DATASET RECORDS
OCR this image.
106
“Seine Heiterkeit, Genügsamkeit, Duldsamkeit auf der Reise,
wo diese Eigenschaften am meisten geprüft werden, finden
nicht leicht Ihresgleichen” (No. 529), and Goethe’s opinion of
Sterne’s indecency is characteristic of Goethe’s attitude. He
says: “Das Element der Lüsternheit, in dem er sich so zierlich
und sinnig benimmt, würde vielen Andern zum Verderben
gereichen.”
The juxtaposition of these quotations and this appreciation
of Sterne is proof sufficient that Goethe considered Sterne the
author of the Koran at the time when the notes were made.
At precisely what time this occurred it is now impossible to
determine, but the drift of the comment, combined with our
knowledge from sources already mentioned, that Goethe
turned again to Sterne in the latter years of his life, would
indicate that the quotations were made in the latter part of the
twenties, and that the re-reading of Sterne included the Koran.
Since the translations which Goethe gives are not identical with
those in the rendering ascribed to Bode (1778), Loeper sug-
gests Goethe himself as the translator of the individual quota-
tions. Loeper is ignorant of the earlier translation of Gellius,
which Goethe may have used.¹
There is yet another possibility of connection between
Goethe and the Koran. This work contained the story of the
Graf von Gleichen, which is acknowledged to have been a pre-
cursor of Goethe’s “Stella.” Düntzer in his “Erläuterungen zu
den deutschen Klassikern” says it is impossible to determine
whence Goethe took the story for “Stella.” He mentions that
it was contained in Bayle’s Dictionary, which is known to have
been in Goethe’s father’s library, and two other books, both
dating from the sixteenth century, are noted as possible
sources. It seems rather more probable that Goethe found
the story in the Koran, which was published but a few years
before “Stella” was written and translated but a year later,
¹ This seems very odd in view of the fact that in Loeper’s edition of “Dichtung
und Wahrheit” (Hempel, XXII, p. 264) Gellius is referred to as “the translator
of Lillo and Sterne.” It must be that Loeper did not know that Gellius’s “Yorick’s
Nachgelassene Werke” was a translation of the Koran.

AIM OF THE EXERCISE
Gather up every line from the listing above in which the word "years" occurs.

THE COMPLETED TASK
turned again to Sterne in the latter years of his life, would
the story in the Koran, which was published but a few years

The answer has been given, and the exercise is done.